Pick out each line containing the string "sind" and copy it.

Stored items:
□ □ □ □

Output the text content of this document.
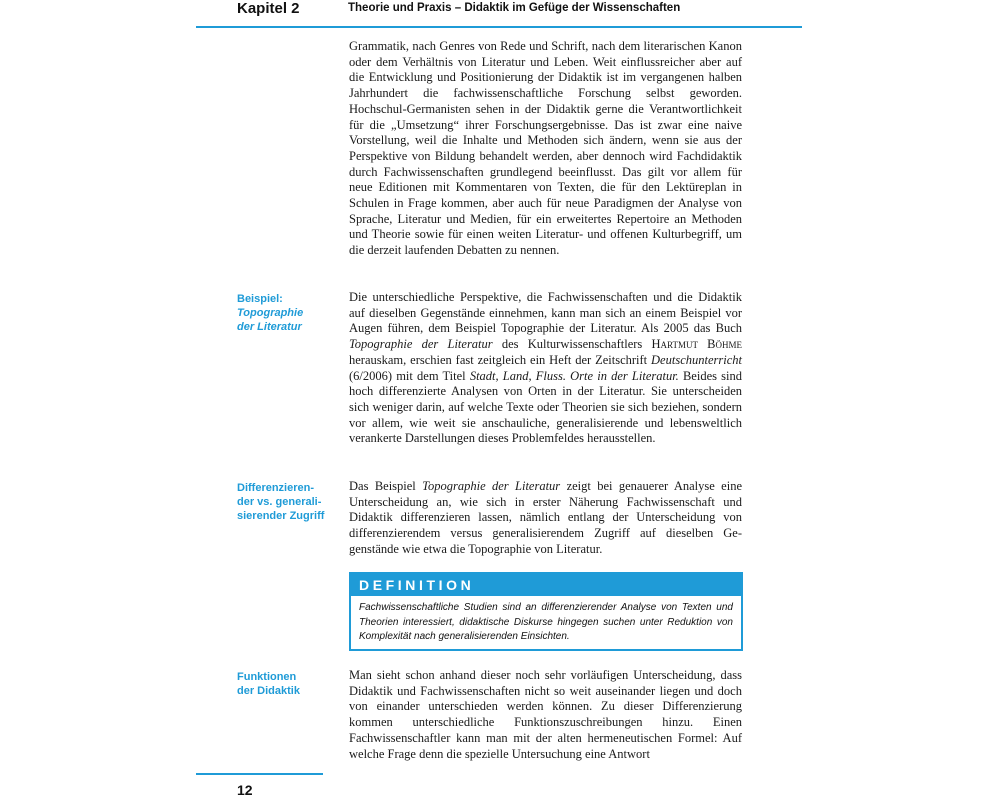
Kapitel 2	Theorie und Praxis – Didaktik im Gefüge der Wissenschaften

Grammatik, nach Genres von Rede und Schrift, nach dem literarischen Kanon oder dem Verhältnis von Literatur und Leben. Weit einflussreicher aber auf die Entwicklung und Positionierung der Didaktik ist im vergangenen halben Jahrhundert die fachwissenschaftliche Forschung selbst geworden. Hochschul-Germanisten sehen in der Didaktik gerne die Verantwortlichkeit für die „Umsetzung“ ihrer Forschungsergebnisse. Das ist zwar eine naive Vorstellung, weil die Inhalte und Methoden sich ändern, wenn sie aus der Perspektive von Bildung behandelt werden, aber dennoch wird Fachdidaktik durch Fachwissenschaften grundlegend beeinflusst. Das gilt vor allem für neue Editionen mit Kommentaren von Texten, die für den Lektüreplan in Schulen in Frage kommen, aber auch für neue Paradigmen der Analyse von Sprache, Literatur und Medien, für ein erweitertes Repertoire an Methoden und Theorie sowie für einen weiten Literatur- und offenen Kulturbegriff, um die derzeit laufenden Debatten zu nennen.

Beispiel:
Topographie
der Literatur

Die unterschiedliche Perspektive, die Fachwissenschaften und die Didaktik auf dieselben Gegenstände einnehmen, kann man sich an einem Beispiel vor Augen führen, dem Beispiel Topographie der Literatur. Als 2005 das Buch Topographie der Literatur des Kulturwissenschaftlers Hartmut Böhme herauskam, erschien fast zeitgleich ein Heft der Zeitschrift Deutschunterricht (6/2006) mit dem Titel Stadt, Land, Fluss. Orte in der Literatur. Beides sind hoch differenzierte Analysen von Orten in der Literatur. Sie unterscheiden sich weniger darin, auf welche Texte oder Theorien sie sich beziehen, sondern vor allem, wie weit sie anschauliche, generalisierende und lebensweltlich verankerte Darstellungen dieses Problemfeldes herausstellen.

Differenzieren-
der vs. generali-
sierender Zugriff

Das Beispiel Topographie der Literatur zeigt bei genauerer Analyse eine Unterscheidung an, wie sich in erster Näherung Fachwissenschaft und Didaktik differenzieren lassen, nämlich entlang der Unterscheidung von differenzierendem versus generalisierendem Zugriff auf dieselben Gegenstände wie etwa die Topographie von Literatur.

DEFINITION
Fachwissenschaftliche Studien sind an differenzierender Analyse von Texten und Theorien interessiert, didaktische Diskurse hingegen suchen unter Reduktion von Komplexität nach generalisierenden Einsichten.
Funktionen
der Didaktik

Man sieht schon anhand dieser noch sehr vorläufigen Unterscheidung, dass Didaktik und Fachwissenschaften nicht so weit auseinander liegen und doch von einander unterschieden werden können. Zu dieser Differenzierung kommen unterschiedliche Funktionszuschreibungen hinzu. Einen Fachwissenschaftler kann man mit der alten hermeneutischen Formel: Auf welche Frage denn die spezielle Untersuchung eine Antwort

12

□ □ □ □

→ Full answer
Die unterschiedliche Perspektive, die Fachwissenschaften und die Didaktik auf dieselben Gegenstände einnehmen, kann man sich an einem Beispiel vor Augen führen, dem Beispiel Topographie der Literatur. Als 2005 das Buch Topographie der Literatur des Kulturwissenschaftlers Hartmut Böhme herauskam, erschien fast zeitgleich ein Heft der Zeitschrift Deutschunterricht (6/2006) mit dem Titel Stadt, Land, Fluss. Orte in der Literatur. Beides sind hoch differenzierte Analysen von Orten in der Literatur. Sie unterscheiden sich weniger darin, auf welche Texte oder Theorien sie sich beziehen, sondern vor allem, wie weit sie anschauliche, generalisierende und lebensweltlich verankerte Darstellungen dieses Problemfeldes herausstellen.
Fachwissenschaftliche Studien sind an differenzierender Analyse von Texten und Theorien interessiert, didaktische Diskurse hingegen suchen unter Reduktion von Komplexität nach generalisierenden Einsichten.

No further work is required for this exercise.